Exercise materials —
════════════════════

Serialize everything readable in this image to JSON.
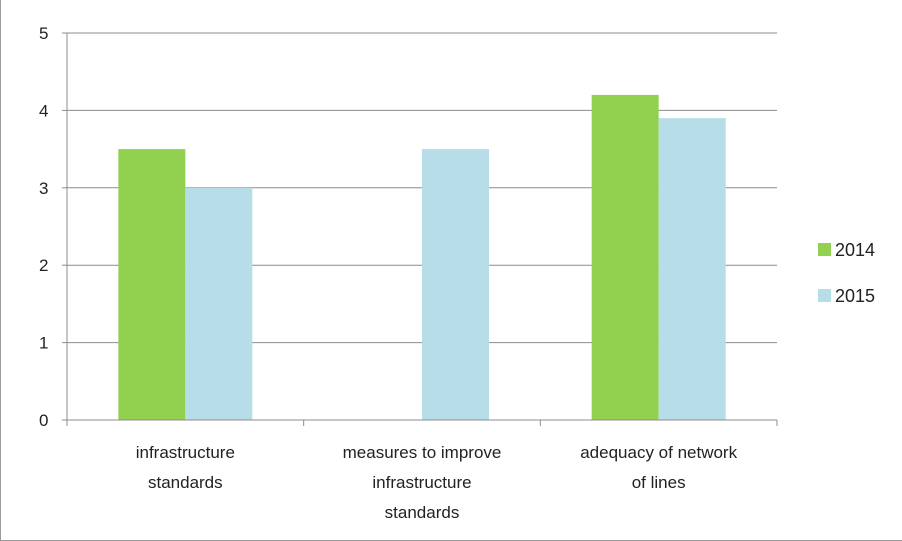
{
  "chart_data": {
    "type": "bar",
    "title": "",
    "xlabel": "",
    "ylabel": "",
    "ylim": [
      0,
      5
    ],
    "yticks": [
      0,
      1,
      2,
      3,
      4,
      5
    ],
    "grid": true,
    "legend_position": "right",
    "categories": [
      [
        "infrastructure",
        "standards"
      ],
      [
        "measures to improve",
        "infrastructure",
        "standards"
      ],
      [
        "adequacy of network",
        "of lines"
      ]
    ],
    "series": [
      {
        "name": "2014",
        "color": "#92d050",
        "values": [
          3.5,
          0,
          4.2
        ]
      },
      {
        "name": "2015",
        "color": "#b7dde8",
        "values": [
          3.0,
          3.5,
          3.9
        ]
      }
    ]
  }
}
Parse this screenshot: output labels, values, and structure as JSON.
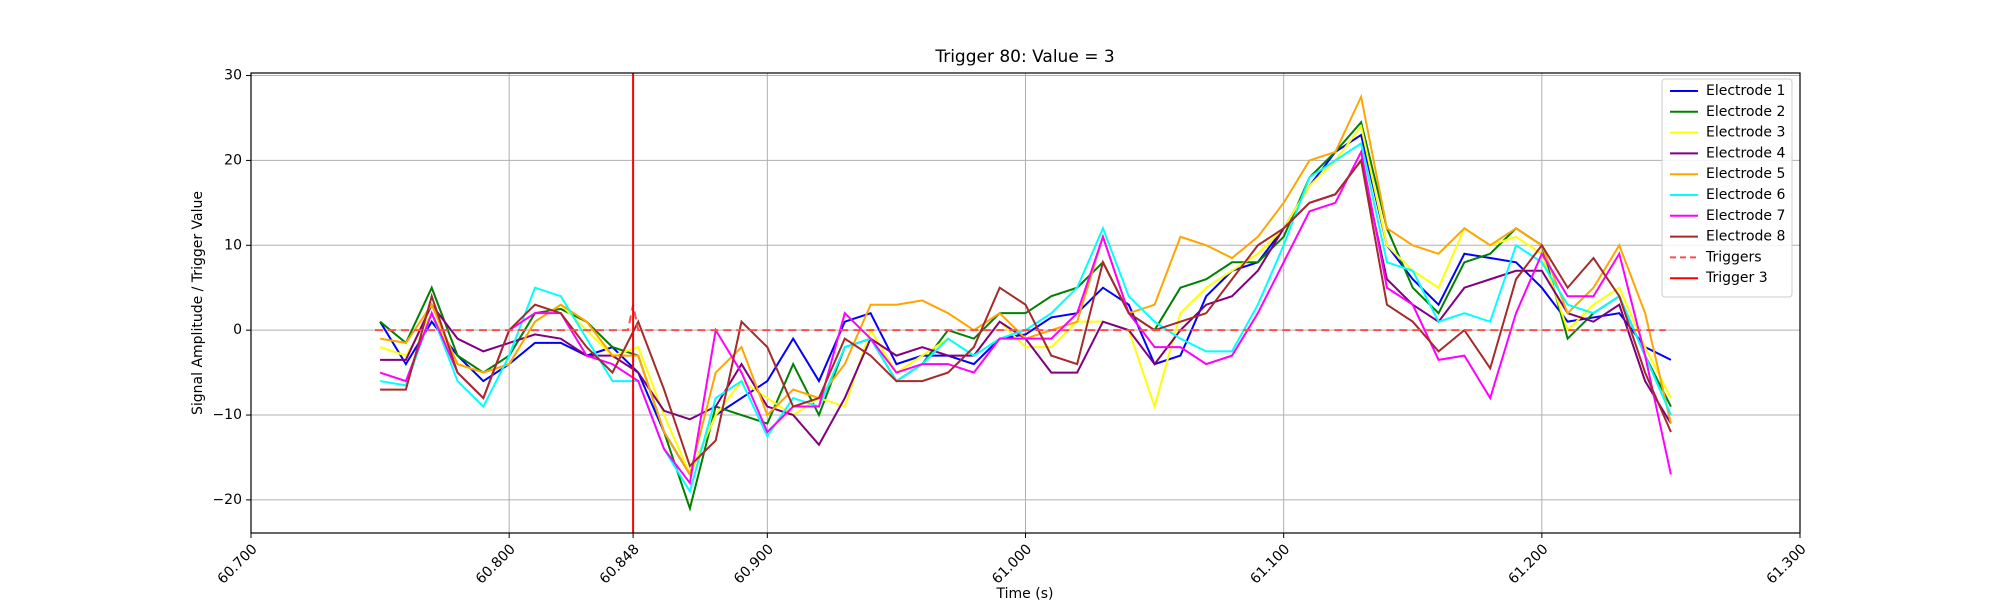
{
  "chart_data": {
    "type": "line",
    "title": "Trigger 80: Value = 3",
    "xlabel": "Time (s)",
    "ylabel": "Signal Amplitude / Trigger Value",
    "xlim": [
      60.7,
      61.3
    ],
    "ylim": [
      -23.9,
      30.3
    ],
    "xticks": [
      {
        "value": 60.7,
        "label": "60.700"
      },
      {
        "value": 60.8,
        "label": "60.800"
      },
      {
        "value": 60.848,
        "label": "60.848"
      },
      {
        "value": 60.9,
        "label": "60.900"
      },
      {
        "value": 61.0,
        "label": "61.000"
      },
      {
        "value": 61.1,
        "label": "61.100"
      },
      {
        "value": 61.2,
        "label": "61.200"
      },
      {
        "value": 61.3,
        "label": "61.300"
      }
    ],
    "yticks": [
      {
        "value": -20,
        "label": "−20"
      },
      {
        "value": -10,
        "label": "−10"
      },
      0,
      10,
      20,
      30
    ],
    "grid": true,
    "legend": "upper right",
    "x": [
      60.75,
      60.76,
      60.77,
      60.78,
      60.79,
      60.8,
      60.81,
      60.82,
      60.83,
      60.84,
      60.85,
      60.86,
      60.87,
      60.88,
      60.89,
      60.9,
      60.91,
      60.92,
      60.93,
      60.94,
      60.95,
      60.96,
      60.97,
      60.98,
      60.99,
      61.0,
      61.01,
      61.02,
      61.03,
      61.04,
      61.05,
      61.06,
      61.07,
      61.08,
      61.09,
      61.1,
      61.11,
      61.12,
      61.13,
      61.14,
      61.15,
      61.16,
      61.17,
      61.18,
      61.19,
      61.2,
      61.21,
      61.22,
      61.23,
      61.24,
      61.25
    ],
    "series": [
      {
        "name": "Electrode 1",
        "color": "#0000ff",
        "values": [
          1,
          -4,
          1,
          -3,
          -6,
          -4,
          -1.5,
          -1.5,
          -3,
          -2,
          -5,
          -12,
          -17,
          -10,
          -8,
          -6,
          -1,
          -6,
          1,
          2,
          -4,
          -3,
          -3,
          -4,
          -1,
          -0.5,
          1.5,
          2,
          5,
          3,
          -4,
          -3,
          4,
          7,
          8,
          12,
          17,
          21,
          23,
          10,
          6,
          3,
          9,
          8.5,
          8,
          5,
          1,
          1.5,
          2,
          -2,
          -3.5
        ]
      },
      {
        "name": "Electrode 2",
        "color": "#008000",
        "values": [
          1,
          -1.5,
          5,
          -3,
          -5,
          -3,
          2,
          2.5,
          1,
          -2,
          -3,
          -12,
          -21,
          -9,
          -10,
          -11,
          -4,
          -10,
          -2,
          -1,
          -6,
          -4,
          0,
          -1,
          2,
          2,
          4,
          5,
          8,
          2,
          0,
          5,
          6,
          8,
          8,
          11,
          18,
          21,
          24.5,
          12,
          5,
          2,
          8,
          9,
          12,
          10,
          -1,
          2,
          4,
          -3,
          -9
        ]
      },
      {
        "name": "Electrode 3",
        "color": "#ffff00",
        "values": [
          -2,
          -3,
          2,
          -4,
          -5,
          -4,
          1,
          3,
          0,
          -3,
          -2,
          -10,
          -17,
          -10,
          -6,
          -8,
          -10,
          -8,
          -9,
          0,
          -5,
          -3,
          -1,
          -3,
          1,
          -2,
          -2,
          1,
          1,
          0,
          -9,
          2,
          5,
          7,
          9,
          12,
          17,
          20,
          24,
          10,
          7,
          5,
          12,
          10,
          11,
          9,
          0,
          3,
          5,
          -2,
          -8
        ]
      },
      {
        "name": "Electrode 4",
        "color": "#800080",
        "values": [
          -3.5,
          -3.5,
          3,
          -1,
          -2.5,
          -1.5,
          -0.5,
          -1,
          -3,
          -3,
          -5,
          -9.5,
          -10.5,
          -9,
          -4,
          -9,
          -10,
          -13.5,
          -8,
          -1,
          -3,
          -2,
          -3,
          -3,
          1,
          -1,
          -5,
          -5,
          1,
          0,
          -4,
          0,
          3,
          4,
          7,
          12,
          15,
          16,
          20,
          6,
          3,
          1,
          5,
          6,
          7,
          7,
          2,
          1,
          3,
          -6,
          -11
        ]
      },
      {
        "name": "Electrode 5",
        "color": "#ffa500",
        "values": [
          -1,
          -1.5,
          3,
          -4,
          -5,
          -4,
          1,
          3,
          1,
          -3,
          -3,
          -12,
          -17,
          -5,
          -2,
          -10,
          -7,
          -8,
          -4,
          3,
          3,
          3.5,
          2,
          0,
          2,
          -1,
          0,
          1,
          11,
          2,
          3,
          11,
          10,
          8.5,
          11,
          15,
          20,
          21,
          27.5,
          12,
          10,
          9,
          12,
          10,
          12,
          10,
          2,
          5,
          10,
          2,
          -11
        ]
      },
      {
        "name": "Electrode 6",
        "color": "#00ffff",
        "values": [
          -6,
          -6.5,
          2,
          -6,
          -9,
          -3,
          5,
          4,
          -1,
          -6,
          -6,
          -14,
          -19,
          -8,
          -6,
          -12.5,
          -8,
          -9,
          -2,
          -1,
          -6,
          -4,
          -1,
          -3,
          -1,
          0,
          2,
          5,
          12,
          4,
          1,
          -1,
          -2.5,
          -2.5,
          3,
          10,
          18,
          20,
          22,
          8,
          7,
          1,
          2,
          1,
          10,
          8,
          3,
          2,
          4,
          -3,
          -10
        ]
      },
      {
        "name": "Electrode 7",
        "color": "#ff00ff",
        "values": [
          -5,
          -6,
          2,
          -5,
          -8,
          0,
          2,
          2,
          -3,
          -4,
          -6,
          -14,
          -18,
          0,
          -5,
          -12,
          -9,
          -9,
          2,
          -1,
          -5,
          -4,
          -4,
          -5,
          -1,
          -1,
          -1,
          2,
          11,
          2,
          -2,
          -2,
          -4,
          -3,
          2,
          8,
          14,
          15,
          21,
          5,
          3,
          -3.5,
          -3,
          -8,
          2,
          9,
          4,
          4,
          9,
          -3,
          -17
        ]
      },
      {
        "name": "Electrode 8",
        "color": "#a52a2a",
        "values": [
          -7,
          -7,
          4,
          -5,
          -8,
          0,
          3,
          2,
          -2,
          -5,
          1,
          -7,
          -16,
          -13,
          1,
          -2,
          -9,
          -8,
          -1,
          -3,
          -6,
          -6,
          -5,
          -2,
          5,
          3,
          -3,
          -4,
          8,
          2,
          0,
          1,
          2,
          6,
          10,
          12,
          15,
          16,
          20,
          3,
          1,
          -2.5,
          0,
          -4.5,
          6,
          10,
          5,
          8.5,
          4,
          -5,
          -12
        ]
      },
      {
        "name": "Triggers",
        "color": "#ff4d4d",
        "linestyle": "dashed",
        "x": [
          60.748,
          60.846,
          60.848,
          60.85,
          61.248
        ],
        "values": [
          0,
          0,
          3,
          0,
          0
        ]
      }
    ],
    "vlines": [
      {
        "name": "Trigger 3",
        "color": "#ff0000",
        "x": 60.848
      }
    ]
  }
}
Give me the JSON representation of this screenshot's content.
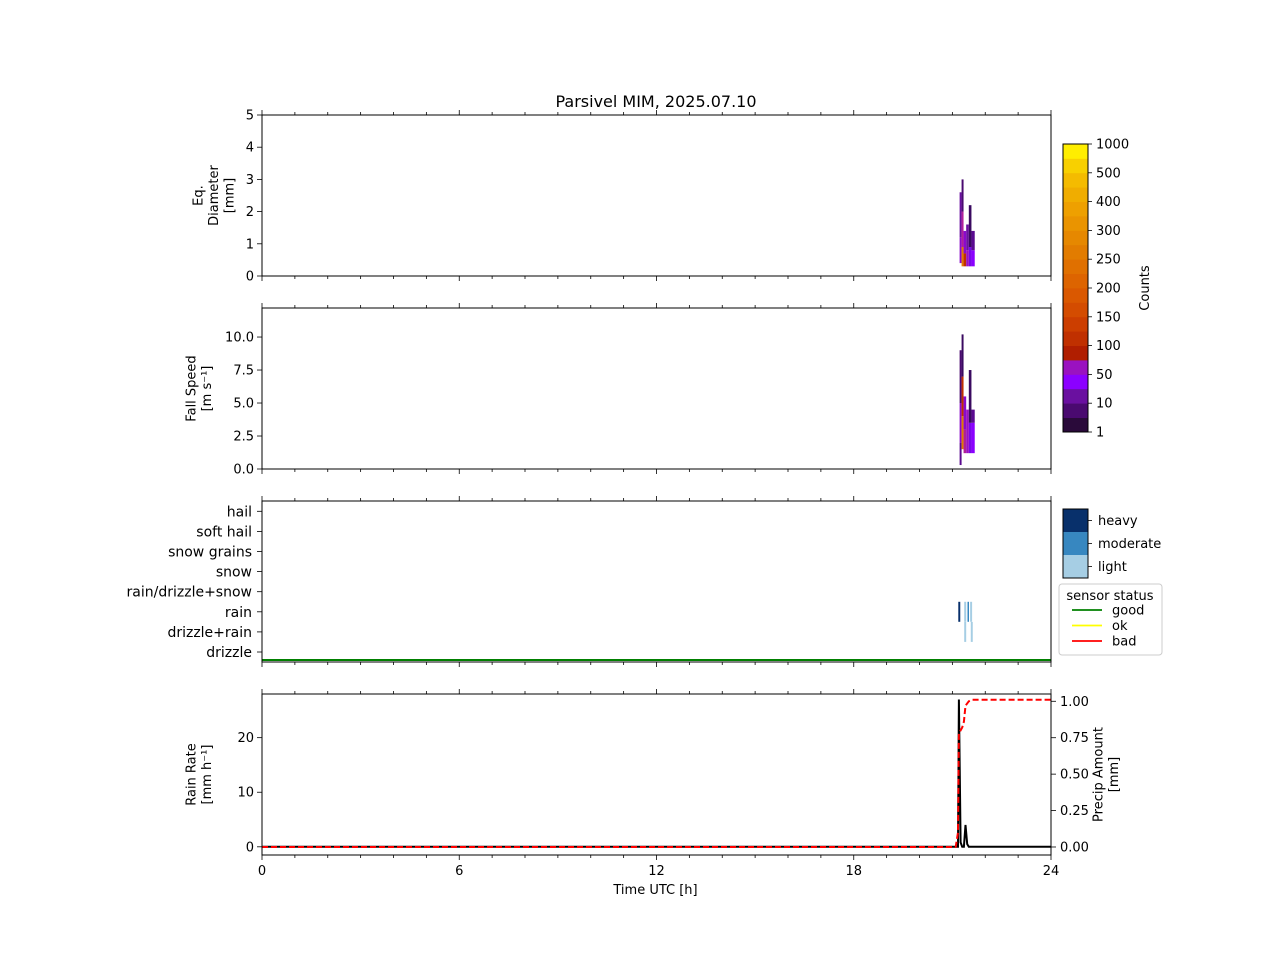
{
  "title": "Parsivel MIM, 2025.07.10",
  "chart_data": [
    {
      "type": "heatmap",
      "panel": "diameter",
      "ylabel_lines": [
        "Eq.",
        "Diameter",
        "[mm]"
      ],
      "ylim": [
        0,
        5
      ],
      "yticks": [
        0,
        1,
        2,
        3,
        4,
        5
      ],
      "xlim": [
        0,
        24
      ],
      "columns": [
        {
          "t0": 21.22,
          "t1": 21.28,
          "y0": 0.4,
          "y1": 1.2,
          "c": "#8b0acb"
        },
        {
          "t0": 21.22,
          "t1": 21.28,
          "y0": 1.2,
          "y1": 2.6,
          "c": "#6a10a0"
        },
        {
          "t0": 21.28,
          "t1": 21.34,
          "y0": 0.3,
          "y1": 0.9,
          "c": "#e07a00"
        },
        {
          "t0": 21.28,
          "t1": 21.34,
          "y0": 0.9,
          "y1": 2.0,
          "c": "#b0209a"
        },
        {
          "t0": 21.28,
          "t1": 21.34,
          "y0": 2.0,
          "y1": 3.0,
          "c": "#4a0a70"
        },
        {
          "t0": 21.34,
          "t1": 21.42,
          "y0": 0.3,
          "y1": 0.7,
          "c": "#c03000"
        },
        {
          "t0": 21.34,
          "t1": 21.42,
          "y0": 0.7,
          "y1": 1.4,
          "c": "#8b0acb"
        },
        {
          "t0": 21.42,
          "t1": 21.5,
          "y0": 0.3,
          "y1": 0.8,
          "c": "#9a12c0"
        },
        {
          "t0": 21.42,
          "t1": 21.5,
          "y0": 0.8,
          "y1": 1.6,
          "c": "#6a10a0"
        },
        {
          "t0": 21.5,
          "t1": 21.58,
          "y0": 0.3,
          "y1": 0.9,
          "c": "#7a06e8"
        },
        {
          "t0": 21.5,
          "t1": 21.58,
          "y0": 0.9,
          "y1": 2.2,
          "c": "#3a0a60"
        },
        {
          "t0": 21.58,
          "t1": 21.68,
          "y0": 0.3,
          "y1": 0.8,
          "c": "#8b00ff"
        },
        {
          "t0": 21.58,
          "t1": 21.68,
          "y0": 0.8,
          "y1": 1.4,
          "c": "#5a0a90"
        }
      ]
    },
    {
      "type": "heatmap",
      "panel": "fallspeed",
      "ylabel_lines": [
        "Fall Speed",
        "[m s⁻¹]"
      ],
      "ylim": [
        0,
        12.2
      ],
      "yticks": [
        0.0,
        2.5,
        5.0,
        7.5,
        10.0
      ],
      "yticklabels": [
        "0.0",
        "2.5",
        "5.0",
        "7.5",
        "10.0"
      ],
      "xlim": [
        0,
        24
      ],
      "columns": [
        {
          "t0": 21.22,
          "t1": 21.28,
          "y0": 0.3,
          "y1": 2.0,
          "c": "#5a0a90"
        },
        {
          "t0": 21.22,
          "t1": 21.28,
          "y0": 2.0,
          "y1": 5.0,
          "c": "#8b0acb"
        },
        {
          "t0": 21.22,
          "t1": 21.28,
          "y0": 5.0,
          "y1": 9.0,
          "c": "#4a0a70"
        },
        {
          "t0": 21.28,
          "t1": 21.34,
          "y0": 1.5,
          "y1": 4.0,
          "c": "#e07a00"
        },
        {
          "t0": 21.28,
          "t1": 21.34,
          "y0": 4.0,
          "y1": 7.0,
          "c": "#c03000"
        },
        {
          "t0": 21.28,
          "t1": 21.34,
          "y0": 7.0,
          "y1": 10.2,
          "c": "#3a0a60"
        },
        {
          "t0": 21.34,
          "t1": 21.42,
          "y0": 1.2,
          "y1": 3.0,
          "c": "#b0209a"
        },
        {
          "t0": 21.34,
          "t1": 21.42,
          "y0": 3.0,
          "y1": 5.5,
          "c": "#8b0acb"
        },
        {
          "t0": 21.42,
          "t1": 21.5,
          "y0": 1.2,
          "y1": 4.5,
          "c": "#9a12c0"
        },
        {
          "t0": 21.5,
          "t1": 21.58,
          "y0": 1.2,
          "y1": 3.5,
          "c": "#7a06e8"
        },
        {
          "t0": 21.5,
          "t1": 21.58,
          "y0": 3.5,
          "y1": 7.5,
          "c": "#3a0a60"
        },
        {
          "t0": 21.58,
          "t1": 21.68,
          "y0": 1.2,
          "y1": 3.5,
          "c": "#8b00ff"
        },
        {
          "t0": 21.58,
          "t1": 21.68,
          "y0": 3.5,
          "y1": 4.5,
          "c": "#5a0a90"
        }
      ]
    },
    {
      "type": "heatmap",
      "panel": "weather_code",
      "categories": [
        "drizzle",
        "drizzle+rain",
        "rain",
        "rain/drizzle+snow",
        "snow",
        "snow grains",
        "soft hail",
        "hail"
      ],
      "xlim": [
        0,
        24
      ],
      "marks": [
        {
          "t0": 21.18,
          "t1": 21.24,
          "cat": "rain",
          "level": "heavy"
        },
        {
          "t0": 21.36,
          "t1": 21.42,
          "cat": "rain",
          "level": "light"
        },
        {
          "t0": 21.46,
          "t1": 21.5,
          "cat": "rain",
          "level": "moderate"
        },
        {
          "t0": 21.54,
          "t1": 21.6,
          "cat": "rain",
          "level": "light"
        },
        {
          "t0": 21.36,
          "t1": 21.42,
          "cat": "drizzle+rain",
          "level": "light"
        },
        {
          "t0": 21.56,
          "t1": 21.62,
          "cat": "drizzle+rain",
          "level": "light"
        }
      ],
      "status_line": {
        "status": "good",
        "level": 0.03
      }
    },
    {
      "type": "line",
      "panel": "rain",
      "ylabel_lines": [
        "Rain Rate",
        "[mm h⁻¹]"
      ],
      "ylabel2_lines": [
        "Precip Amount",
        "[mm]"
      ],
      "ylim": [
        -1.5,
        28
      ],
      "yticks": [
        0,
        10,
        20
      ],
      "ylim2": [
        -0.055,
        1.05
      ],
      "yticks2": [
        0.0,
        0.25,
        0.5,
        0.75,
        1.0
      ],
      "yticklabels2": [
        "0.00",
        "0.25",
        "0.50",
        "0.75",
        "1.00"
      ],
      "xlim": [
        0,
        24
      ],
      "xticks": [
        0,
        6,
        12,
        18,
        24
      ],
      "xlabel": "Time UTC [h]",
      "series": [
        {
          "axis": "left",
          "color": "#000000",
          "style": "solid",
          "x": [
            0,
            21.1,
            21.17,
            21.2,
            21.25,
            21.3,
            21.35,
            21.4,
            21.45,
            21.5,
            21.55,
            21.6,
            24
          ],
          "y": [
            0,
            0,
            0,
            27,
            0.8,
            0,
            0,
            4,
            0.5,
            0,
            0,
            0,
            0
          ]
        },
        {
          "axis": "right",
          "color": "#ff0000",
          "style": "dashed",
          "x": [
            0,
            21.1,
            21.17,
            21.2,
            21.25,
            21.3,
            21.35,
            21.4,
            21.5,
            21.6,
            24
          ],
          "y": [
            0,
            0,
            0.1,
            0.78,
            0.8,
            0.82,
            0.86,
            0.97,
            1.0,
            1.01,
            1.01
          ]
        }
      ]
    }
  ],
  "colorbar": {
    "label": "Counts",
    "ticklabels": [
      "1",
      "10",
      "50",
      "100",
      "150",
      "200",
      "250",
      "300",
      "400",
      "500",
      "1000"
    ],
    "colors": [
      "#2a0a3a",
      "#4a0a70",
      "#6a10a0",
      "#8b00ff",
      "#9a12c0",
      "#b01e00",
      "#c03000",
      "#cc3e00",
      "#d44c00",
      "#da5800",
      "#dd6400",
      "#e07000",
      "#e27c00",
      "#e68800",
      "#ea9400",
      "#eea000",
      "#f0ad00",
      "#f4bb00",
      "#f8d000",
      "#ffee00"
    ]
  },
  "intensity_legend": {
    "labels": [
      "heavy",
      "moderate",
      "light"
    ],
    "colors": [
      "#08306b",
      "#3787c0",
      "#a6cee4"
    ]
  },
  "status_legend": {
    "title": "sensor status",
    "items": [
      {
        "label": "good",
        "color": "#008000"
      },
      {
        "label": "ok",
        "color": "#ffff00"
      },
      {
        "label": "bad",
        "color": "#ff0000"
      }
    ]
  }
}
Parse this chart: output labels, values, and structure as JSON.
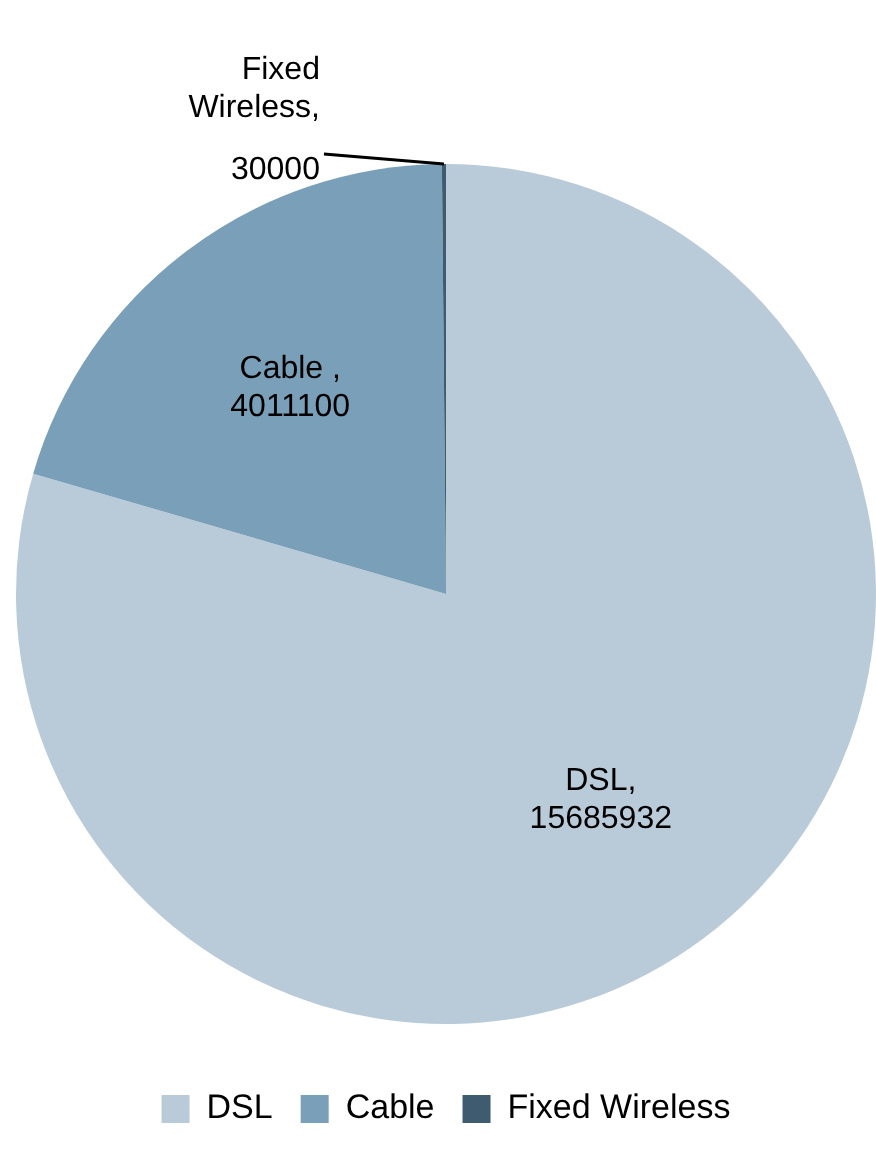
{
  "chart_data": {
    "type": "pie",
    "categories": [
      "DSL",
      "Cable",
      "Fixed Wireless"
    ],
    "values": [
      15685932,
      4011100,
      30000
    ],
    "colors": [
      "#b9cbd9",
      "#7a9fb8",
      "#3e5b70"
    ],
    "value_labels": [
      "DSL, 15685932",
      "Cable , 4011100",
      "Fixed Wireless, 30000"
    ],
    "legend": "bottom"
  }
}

════════════════════

Task instructions — Identify which lines contain the word "drizzle" and copy each one.

Result of the task —
        "drizzle",
        "drizzle+rain",
        "rain/drizzle+snow",
          "cat": "drizzle+rain",
          "cat": "drizzle+rain",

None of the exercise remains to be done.